● **DATASET ROWS**:
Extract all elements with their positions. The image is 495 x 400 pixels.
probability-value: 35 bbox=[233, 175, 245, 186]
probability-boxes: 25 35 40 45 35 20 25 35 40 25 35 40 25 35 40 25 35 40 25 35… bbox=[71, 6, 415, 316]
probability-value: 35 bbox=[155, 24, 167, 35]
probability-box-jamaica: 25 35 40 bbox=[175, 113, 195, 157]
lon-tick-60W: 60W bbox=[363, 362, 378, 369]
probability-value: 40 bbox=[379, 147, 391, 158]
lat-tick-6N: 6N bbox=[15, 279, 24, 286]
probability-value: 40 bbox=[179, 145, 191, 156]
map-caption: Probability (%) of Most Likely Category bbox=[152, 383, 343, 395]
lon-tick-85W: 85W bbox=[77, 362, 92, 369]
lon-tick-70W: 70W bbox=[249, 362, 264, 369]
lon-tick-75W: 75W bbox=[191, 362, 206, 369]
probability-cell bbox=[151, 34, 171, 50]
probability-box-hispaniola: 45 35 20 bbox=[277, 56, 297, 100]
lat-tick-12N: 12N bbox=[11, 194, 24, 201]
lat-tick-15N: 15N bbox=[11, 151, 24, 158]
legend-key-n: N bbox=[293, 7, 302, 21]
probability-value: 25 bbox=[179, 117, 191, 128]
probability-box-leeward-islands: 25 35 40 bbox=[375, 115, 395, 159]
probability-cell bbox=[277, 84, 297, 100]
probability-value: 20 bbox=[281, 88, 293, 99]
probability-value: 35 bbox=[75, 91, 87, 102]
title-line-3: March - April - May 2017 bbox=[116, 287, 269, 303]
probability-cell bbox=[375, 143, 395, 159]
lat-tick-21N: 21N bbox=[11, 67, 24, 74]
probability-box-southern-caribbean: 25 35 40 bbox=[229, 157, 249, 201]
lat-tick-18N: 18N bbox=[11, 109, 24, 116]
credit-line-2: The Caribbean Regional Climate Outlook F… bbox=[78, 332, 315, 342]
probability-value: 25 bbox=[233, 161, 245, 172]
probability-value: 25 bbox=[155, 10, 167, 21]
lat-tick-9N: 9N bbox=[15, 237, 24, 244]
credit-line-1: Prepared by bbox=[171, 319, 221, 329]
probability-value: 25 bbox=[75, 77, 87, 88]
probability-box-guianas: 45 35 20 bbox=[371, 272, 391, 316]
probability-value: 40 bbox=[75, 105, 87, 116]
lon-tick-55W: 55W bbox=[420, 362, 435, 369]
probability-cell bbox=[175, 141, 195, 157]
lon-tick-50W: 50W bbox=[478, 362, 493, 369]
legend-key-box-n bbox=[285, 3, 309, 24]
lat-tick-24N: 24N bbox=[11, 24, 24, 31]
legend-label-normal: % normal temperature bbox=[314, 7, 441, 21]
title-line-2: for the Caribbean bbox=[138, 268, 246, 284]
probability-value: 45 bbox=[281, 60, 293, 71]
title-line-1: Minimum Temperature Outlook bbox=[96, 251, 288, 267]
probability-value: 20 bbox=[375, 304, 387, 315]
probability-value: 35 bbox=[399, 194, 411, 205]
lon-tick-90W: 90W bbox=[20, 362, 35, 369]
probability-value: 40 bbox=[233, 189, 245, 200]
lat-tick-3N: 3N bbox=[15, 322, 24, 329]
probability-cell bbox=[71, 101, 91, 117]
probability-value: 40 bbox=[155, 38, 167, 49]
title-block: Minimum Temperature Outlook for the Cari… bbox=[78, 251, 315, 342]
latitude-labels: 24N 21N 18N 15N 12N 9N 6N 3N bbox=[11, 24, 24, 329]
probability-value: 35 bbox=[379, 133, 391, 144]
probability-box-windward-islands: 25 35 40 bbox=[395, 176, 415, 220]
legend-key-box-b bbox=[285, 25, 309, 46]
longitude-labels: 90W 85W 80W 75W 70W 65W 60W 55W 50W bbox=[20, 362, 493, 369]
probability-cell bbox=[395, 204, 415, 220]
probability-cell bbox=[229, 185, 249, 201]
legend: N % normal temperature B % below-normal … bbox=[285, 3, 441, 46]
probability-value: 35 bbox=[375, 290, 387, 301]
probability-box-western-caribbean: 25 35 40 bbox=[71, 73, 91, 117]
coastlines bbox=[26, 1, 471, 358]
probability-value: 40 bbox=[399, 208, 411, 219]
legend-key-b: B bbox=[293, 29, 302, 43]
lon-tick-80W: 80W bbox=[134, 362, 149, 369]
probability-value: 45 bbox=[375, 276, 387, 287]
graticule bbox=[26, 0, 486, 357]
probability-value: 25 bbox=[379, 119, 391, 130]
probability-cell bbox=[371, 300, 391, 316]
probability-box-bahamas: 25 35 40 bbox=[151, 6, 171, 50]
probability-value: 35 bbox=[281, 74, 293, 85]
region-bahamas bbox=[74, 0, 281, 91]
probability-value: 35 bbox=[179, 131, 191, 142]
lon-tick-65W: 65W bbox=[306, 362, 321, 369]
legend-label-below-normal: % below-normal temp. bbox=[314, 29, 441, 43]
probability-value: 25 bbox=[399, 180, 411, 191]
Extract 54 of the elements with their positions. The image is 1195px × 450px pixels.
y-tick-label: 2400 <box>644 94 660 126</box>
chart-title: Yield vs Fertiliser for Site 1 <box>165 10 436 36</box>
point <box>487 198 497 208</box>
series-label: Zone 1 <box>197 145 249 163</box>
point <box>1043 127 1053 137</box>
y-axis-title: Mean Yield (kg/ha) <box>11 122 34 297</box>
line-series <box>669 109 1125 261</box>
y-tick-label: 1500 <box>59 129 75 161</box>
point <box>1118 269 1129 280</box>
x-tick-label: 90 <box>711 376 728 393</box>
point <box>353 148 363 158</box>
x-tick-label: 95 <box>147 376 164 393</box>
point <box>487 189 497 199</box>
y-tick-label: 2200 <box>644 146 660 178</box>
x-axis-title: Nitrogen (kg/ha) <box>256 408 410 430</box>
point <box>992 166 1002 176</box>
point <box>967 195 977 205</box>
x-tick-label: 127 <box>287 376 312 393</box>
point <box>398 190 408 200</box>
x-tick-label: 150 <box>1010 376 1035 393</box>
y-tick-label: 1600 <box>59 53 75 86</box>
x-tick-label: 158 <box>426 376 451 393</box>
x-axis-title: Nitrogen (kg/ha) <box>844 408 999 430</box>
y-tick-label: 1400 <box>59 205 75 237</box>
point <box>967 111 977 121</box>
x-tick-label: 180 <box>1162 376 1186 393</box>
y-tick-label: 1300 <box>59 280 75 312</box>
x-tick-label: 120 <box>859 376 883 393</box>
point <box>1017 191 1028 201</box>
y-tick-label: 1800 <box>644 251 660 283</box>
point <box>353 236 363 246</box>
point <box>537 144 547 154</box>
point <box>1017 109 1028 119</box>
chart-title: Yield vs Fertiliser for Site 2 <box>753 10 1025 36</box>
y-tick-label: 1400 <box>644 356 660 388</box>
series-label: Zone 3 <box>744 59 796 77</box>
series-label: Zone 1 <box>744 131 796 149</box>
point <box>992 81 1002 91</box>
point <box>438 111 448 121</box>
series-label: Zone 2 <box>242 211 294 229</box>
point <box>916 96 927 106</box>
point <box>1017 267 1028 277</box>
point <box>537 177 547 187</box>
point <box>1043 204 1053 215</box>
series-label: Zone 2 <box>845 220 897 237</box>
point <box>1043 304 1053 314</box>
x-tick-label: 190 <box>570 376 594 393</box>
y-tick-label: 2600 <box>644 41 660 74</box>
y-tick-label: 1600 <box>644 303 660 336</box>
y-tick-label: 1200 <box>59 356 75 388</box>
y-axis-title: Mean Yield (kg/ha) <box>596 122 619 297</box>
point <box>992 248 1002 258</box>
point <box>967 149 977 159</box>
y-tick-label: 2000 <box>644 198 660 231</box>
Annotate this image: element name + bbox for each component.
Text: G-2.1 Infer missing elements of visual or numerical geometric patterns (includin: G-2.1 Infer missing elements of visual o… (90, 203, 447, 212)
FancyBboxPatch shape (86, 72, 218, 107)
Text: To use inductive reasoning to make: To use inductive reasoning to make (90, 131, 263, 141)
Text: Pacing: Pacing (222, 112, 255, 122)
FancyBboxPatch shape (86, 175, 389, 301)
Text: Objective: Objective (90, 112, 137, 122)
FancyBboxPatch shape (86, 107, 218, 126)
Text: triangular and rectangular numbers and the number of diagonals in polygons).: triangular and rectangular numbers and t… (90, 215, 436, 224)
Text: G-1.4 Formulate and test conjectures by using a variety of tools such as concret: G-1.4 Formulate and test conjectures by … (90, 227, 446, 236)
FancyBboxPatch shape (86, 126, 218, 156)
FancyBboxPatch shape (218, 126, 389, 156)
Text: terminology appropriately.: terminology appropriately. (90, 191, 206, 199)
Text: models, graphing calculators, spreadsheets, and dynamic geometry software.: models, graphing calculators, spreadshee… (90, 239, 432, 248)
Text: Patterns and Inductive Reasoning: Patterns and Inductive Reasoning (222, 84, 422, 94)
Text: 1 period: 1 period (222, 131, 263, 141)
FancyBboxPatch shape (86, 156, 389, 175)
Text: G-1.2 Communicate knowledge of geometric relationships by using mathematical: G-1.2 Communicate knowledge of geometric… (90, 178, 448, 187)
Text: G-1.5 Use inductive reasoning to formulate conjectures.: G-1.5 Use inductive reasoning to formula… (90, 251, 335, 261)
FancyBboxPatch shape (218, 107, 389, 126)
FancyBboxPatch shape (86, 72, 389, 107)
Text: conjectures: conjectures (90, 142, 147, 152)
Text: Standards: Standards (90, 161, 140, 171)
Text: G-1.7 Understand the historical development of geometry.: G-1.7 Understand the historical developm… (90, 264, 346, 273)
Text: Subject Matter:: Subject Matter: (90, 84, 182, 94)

● **WHAT YOU WILL DO**: Write out the lines of the items from the very first one through the line containing "lon-tick-60W: 60W bbox=[363, 362, 378, 369]" as a JSON list of strings, one string per line, skipping blank lines.

● **ANSWER TO THE TASK**:
[
  "Extract all elements with their positions. The image is 495 x 400 pixels.",
  "probability-value: 35 bbox=[233, 175, 245, 186]",
  "probability-boxes: 25 35 40 45 35 20 25 35 40 25 35 40 25 35 40 25 35 40 25 35… bbox=[71, 6, 415, 316]",
  "probability-value: 35 bbox=[155, 24, 167, 35]",
  "probability-box-jamaica: 25 35 40 bbox=[175, 113, 195, 157]",
  "lon-tick-60W: 60W bbox=[363, 362, 378, 369]"
]